== REQUIREMENTS ==
Reproduce the entire listing word for word.

== DATA LINES ==
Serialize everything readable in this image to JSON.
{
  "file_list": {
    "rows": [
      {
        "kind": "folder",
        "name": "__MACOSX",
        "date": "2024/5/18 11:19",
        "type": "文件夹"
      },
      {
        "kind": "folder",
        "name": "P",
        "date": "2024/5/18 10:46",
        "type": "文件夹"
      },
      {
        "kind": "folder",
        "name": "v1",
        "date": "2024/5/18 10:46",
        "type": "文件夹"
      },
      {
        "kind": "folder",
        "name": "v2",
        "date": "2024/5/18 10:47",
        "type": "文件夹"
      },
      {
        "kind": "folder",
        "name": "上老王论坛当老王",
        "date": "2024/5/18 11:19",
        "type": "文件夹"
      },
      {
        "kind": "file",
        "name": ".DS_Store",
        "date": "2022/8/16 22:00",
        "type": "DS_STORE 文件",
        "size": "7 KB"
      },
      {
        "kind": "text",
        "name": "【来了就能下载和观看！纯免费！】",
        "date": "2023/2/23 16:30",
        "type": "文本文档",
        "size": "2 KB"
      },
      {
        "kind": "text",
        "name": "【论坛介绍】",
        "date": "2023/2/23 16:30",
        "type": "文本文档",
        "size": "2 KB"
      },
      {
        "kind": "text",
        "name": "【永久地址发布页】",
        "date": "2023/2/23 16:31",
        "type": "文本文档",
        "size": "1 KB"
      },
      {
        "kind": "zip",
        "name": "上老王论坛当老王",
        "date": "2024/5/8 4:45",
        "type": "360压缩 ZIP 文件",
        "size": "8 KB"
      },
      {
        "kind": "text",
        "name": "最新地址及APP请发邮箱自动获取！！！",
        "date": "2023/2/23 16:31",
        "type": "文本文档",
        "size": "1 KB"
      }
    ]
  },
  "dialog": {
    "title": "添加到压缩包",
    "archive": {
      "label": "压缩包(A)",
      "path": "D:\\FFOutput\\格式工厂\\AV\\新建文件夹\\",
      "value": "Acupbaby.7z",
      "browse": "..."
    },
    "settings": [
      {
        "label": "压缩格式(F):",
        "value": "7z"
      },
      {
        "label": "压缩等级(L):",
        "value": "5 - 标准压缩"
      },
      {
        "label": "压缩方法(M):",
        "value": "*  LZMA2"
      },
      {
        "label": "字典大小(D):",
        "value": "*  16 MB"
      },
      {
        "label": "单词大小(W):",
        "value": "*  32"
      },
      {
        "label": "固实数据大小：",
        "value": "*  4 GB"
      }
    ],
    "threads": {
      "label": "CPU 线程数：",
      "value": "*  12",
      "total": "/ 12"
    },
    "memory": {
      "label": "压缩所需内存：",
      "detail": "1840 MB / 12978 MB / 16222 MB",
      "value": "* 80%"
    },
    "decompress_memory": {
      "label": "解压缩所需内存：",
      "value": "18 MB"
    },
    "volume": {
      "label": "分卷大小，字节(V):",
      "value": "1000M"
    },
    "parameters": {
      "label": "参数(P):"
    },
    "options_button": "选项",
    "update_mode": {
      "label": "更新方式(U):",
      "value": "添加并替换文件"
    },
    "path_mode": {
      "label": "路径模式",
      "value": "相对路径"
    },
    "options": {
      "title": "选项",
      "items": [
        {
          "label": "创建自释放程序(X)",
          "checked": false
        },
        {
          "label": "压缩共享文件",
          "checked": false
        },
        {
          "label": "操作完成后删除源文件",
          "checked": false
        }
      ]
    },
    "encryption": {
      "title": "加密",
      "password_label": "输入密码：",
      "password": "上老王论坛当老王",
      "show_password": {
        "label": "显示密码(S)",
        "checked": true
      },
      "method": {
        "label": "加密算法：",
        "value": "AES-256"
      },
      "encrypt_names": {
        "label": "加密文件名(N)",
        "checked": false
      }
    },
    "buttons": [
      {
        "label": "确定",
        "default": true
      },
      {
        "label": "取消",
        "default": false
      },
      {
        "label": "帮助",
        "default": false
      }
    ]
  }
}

== SOLVED EXERCISE ==
Serialize everything readable in this image to JSON.
{
  "file_list": {
    "rows": [
      {
        "kind": "folder",
        "name": "__MACOSX",
        "date": "2024/5/18 11:19",
        "type": "文件夹"
      },
      {
        "kind": "folder",
        "name": "P",
        "date": "2024/5/18 10:46",
        "type": "文件夹"
      },
      {
        "kind": "folder",
        "name": "v1",
        "date": "2024/5/18 10:46",
        "type": "文件夹"
      },
      {
        "kind": "folder",
        "name": "v2",
        "date": "2024/5/18 10:47",
        "type": "文件夹"
      },
      {
        "kind": "folder",
        "name": "上老王论坛当老王",
        "date": "2024/5/18 11:19",
        "type": "文件夹"
      },
      {
        "kind": "file",
        "name": ".DS_Store",
        "date": "2022/8/16 22:00",
        "type": "DS_STORE 文件",
        "size": "7 KB"
      },
      {
        "kind": "text",
        "name": "【来了就能下载和观看！纯免费！】",
        "date": "2023/2/23 16:30",
        "type": "文本文档",
        "size": "2 KB"
      },
      {
        "kind": "text",
        "name": "【论坛介绍】",
        "date": "2023/2/23 16:30",
        "type": "文本文档",
        "size": "2 KB"
      },
      {
        "kind": "text",
        "name": "【永久地址发布页】",
        "date": "2023/2/23 16:31",
        "type": "文本文档",
        "size": "1 KB"
      },
      {
        "kind": "zip",
        "name": "上老王论坛当老王",
        "date": "2024/5/8 4:45",
        "type": "360压缩 ZIP 文件",
        "size": "8 KB"
      },
      {
        "kind": "text",
        "name": "最新地址及APP请发邮箱自动获取！！！",
        "date": "2023/2/23 16:31",
        "type": "文本文档",
        "size": "1 KB"
      }
    ]
  },
  "dialog": {
    "title": "添加到压缩包",
    "archive": {
      "label": "压缩包(A)",
      "path": "D:\\FFOutput\\格式工厂\\AV\\新建文件夹\\",
      "value": "Acupbaby.7z",
      "browse": "..."
    },
    "settings": [
      {
        "label": "压缩格式(F):",
        "value": "7z"
      },
      {
        "label": "压缩等级(L):",
        "value": "5 - 标准压缩"
      },
      {
        "label": "压缩方法(M):",
        "value": "*  LZMA2"
      },
      {
        "label": "字典大小(D):",
        "value": "*  16 MB"
      },
      {
        "label": "单词大小(W):",
        "value": "*  32"
      },
      {
        "label": "固实数据大小：",
        "value": "*  4 GB"
      }
    ],
    "threads": {
      "label": "CPU 线程数：",
      "value": "*  12",
      "total": "/ 12"
    },
    "memory": {
      "label": "压缩所需内存：",
      "detail": "1840 MB / 12978 MB / 16222 MB",
      "value": "* 80%"
    },
    "decompress_memory": {
      "label": "解压缩所需内存：",
      "value": "18 MB"
    },
    "volume": {
      "label": "分卷大小，字节(V):",
      "value": "1000M"
    },
    "parameters": {
      "label": "参数(P):"
    },
    "options_button": "选项",
    "update_mode": {
      "label": "更新方式(U):",
      "value": "添加并替换文件"
    },
    "path_mode": {
      "label": "路径模式",
      "value": "相对路径"
    },
    "options": {
      "title": "选项",
      "items": [
        {
          "label": "创建自释放程序(X)",
          "checked": false
        },
        {
          "label": "压缩共享文件",
          "checked": false
        },
        {
          "label": "操作完成后删除源文件",
          "checked": false
        }
      ]
    },
    "encryption": {
      "title": "加密",
      "password_label": "输入密码：",
      "password": "上老王论坛当老王",
      "show_password": {
        "label": "显示密码(S)",
        "checked": true
      },
      "method": {
        "label": "加密算法：",
        "value": "AES-256"
      },
      "encrypt_names": {
        "label": "加密文件名(N)",
        "checked": false
      }
    },
    "buttons": [
      {
        "label": "确定",
        "default": true
      },
      {
        "label": "取消",
        "default": false
      },
      {
        "label": "帮助",
        "default": false
      }
    ]
  }
}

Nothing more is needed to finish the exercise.